__What is expected__
Scan the lines and state how many carry "operational". Leave out everything but the number.

__Records to use__
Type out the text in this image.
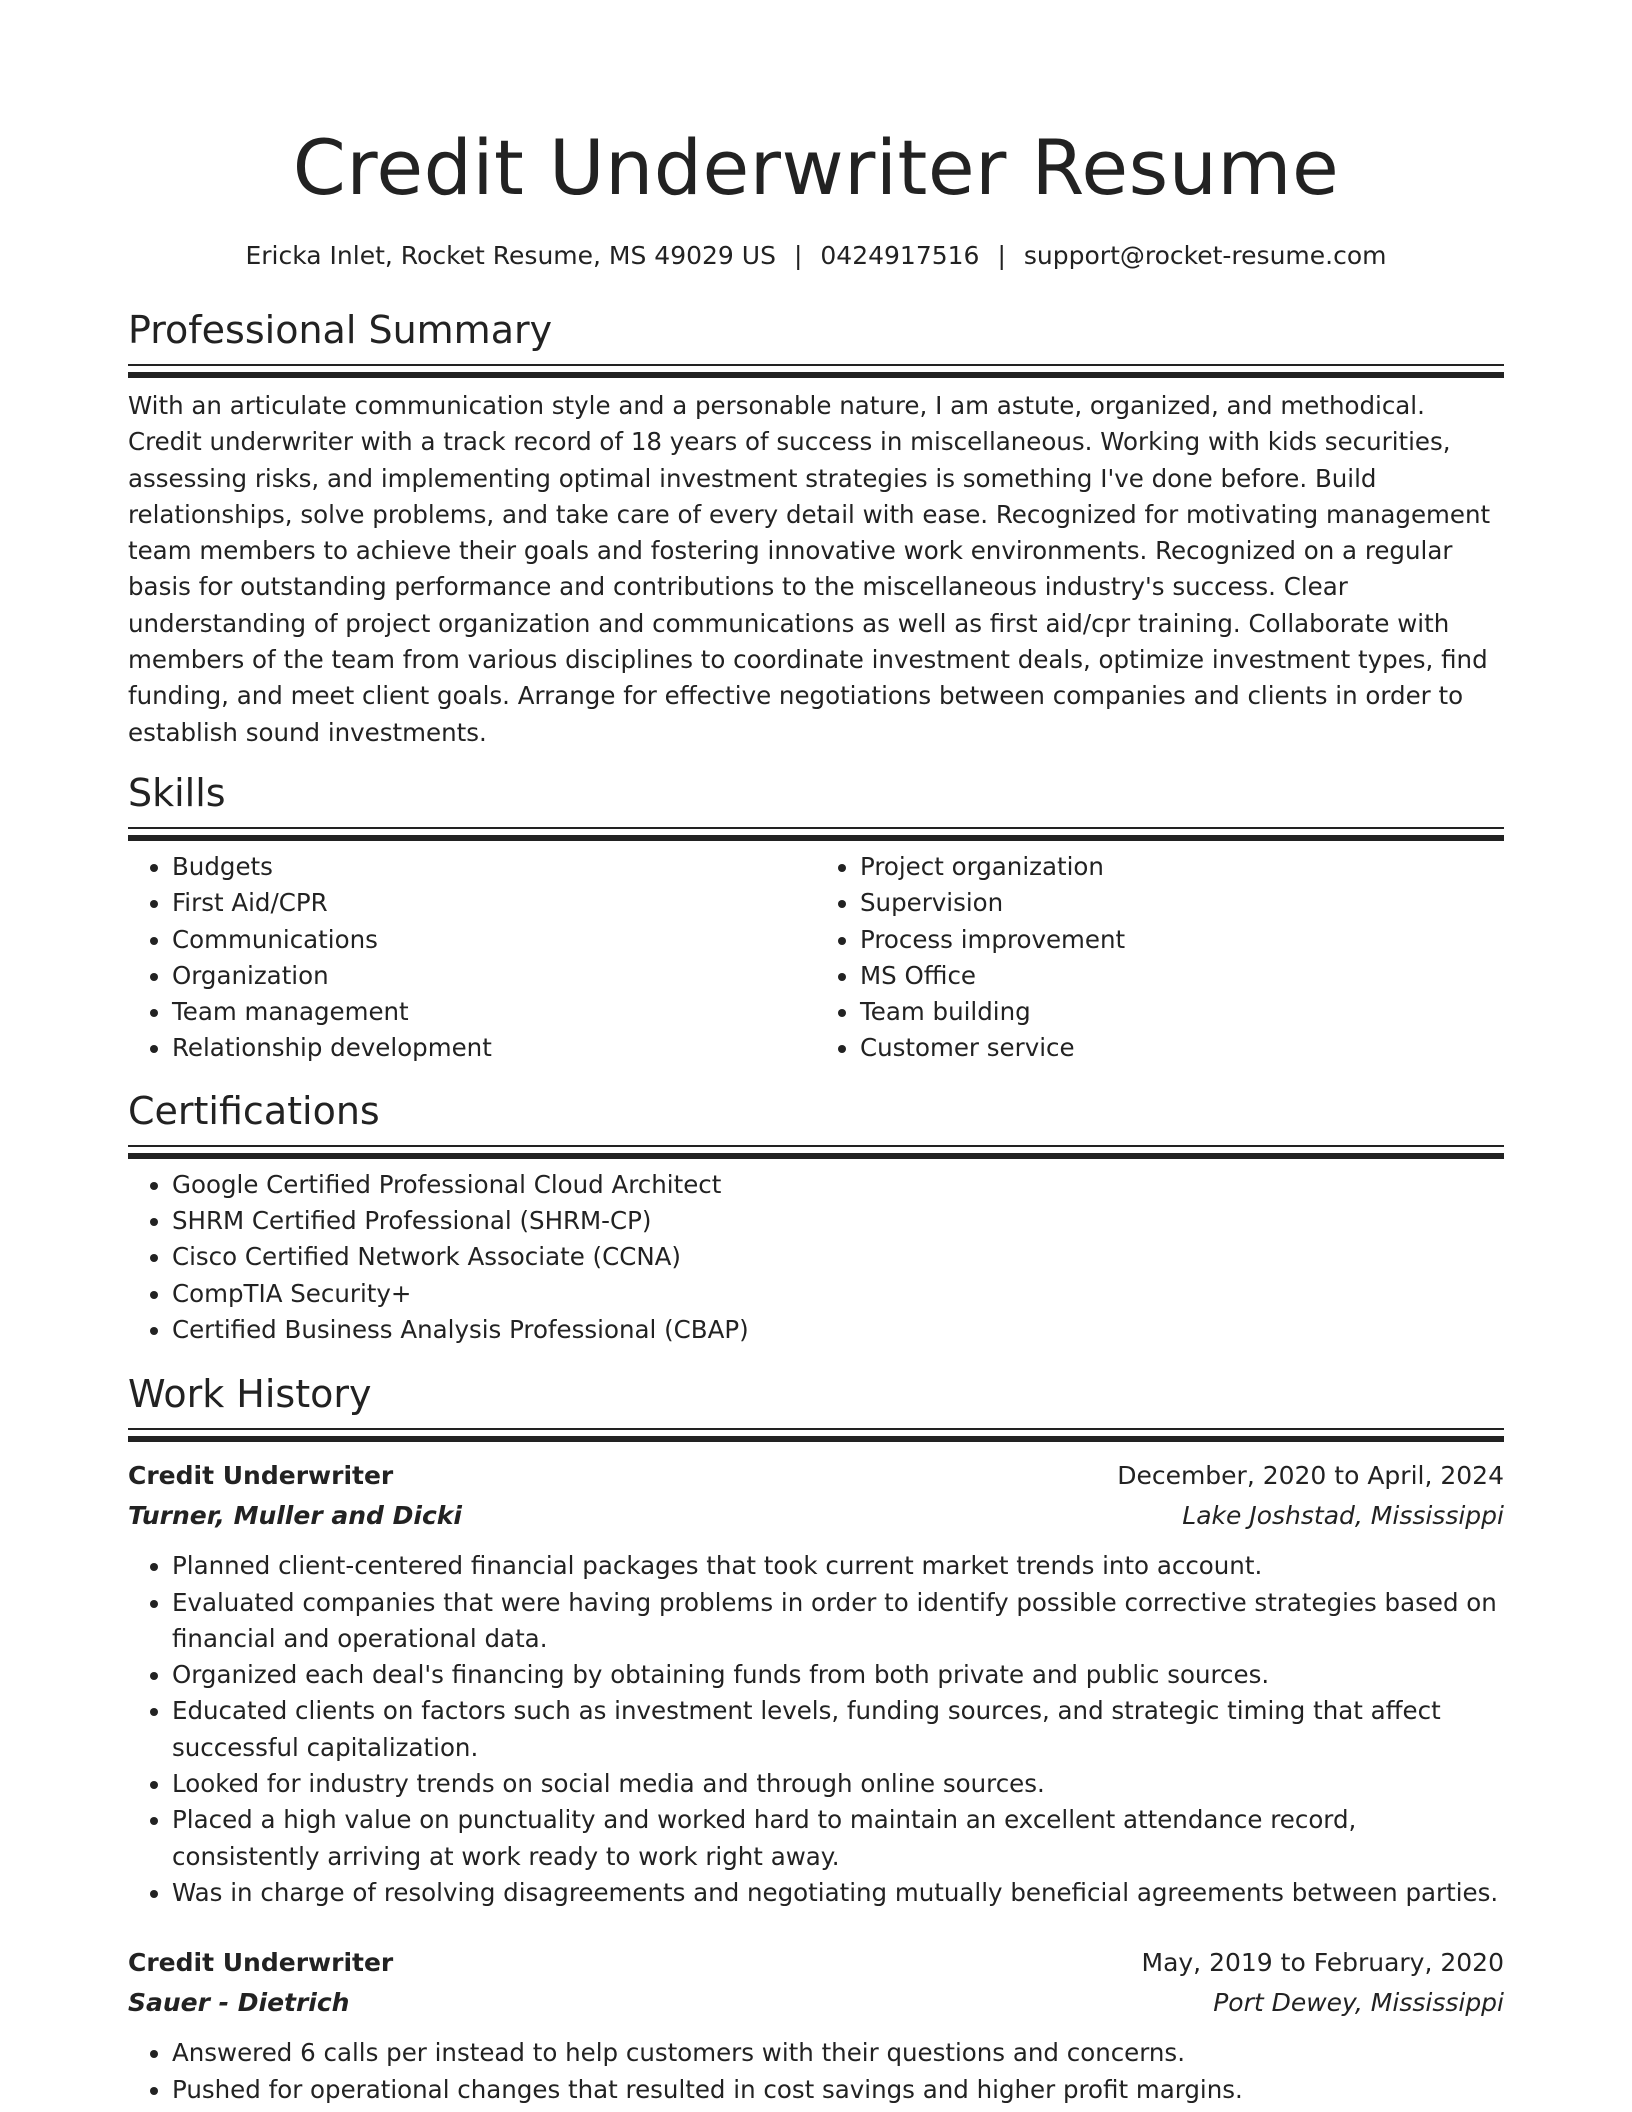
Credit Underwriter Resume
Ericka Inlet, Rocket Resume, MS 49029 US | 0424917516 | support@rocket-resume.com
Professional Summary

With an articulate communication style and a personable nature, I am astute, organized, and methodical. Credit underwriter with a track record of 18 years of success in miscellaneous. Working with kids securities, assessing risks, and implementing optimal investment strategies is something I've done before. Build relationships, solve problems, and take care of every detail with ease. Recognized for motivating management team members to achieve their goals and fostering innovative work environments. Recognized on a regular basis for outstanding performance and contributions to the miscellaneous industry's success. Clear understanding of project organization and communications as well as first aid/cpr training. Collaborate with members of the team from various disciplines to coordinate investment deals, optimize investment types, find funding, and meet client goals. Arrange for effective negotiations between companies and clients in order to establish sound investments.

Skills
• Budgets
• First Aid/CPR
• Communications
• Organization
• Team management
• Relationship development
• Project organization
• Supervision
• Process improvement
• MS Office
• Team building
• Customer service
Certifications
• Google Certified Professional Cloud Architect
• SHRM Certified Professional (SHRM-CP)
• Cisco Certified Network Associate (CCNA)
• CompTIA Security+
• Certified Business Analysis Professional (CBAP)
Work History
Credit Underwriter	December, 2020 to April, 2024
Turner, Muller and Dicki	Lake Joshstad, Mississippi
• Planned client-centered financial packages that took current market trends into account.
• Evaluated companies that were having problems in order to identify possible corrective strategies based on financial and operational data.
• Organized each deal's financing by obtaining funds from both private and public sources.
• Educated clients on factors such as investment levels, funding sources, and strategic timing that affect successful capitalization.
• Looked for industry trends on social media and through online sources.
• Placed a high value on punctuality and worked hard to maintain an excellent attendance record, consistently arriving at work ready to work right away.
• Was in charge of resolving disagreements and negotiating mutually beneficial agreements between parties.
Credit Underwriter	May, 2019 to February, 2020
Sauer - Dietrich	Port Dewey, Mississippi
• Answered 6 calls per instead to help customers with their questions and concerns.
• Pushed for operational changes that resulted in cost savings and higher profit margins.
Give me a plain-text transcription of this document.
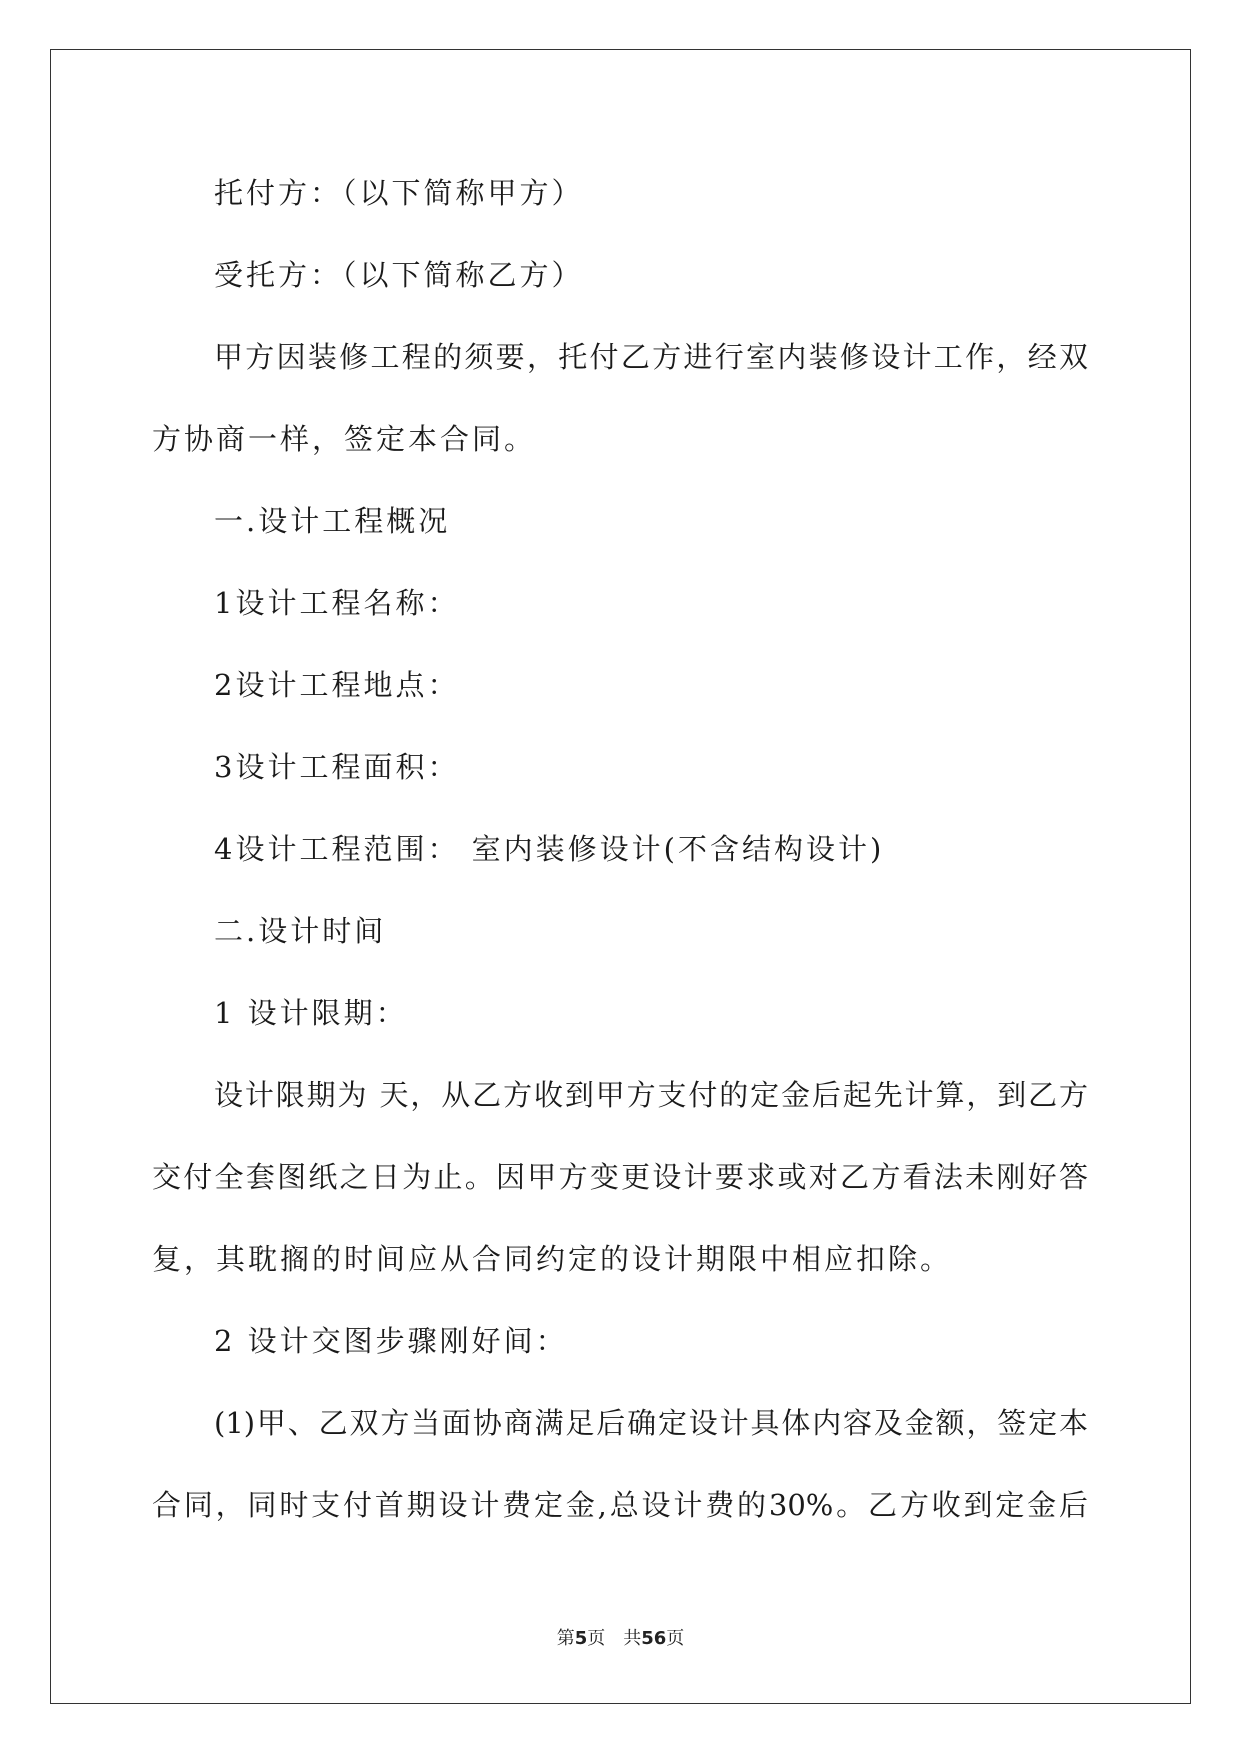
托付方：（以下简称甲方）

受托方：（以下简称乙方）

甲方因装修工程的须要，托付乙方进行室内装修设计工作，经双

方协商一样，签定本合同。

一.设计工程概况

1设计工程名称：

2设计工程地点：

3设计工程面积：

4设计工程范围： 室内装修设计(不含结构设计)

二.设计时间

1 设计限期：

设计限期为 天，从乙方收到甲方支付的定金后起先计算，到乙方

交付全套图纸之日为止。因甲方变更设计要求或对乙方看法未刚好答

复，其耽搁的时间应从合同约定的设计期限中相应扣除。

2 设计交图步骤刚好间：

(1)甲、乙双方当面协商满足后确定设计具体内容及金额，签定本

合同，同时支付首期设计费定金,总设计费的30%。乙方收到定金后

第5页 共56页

__Full answer__
2